:: TEXT EXCERPT ::
The specific target outcome in math skill and understanding was for the students to be able to make and interpret a graph on two axes, the specific application being the daily temperature at UConn for 7 days of the program. Each day of the class the daily temperature would be noted and entered into a data table on the board. The data table would be visible each day, and its creation over time would provide a great deal of familiarity with the idea of ordered pairs of numbers by the last day of the program when they would actually plot the points and make the graph. The graph's creation on the last day would be their "exhibition" of sorts--the performance assessment for the program.

Math anxiety was considered as a significant factor in the entire process. Without exception, the students suffered from acute low self esteem regarding math and associated it with traumatic experiences. Hence, particularly in the early class sessions, most of the emphasis was placed on musical activities with the mathematical aspects kept to a minimum. From the students' perspective, noting the temperature each day was just a fun conversation piece that preceded each lesson. They were specifically not told why they were observing temperature. I did not want the students' thinking about the temperature chart clouded by the fear of what they may be asked to do with it at this point.

Recorded data
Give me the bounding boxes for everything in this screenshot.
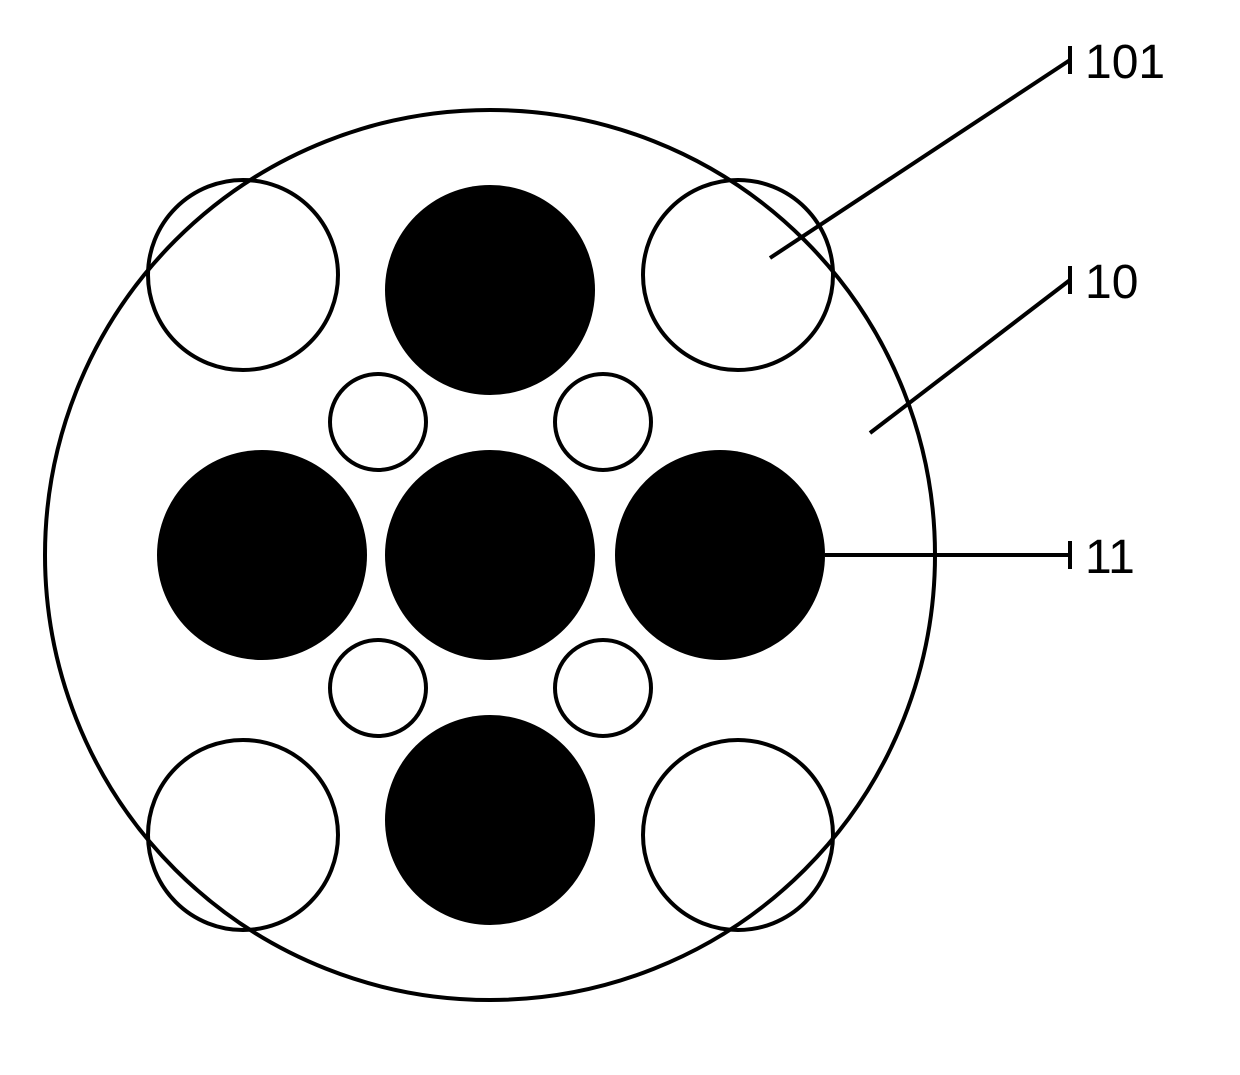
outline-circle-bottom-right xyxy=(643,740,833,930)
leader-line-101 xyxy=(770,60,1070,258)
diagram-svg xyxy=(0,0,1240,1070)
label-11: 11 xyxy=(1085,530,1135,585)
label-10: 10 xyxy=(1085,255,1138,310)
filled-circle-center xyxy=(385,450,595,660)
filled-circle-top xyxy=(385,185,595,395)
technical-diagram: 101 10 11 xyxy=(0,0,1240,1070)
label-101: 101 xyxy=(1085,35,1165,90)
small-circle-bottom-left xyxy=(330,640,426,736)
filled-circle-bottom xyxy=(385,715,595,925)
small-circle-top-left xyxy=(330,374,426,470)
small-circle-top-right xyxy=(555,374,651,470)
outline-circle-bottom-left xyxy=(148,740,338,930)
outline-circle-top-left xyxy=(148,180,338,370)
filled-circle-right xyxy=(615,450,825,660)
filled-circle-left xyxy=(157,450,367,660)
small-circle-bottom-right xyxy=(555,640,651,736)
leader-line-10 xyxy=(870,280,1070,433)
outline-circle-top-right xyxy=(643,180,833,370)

:: TASK DIRECTIONS ::
Can you repeat, word for word, the passage on the temperature graph lesson from "The specific target" up to and including "for the program."?

:: RESULT OF THE TASK ::
The specific target outcome in math skill and understanding was for the students to be able to make and interpret a graph on two axes, the specific application being the daily temperature at UConn for 7 days of the program. Each day of the class the daily temperature would be noted and entered into a data table on the board. The data table would be visible each day, and its creation over time would provide a great deal of familiarity with the idea of ordered pairs of numbers by the last day of the program when they would actually plot the points and make the graph. The graph's creation on the last day would be their "exhibition" of sorts--the performance assessment for the program.